REQUEST: Please find all lines in the data that hold the string "JSON" and copy them.

DATA RECORDS:
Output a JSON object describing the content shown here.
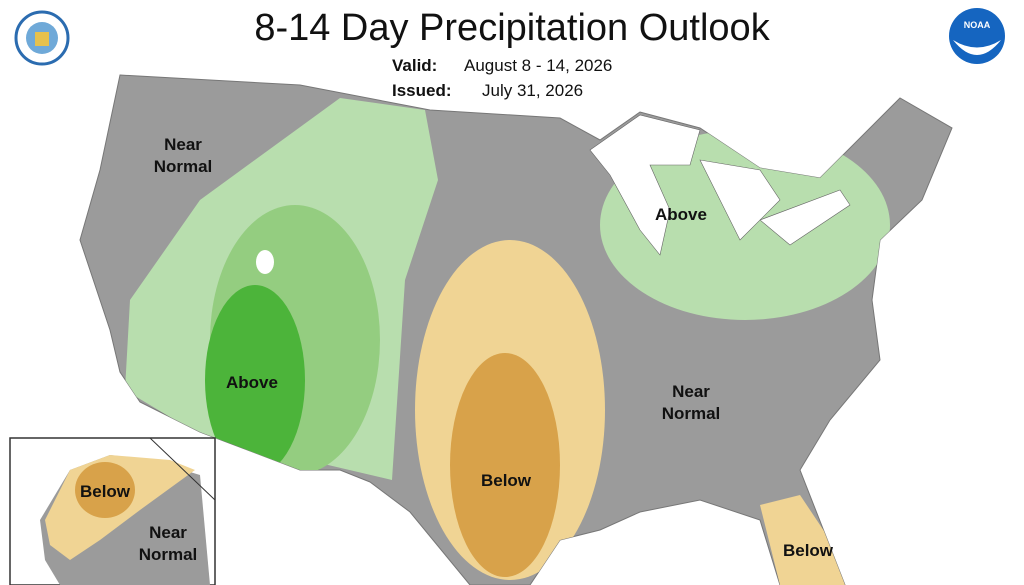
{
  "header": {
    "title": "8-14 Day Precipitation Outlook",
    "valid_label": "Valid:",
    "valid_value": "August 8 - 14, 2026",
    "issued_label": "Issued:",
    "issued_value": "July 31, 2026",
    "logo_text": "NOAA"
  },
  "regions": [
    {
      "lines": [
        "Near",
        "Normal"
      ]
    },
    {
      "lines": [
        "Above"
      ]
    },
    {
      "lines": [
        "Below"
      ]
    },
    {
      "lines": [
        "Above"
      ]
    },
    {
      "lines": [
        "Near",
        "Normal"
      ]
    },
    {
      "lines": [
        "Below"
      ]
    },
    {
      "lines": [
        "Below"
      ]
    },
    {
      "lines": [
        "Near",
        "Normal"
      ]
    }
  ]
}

==

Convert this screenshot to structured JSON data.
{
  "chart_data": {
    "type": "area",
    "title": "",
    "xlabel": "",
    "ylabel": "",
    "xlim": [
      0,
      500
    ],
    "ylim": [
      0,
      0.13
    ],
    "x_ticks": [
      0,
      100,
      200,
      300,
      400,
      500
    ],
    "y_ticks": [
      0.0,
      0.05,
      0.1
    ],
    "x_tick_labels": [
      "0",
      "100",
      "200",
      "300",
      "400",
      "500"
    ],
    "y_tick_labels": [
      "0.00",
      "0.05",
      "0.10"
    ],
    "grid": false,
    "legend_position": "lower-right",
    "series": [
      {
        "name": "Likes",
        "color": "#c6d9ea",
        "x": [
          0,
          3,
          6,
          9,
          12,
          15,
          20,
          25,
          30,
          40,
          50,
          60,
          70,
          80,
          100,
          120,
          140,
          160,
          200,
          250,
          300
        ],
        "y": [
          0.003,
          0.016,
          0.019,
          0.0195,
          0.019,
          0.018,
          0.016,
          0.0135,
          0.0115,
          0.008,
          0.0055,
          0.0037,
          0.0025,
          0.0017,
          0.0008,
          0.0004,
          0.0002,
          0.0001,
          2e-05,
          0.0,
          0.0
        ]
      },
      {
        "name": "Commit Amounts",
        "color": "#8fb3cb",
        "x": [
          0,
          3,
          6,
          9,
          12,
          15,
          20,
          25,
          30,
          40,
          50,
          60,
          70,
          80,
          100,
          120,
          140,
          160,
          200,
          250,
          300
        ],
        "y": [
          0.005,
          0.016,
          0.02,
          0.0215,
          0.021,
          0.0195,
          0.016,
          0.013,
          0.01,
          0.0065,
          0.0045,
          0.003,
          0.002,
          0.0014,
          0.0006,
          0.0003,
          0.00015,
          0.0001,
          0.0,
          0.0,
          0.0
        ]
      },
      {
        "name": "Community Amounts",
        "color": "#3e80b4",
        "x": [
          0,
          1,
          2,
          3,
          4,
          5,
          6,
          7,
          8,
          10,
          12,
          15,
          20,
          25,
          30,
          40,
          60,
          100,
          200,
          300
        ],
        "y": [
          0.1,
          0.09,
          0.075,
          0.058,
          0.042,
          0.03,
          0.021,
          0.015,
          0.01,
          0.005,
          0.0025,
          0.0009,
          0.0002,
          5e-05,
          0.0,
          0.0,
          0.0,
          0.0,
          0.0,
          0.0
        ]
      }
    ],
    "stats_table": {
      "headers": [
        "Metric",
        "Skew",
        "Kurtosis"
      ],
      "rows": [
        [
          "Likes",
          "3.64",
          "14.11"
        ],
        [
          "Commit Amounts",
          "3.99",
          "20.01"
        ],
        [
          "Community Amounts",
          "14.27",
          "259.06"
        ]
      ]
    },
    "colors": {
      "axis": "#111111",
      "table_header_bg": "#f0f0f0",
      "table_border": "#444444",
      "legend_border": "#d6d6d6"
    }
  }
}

RESPONSE TO THIS EXERCISE:
Output a JSON object describing the content shown here.
Convert this screenshot to structured JSON data.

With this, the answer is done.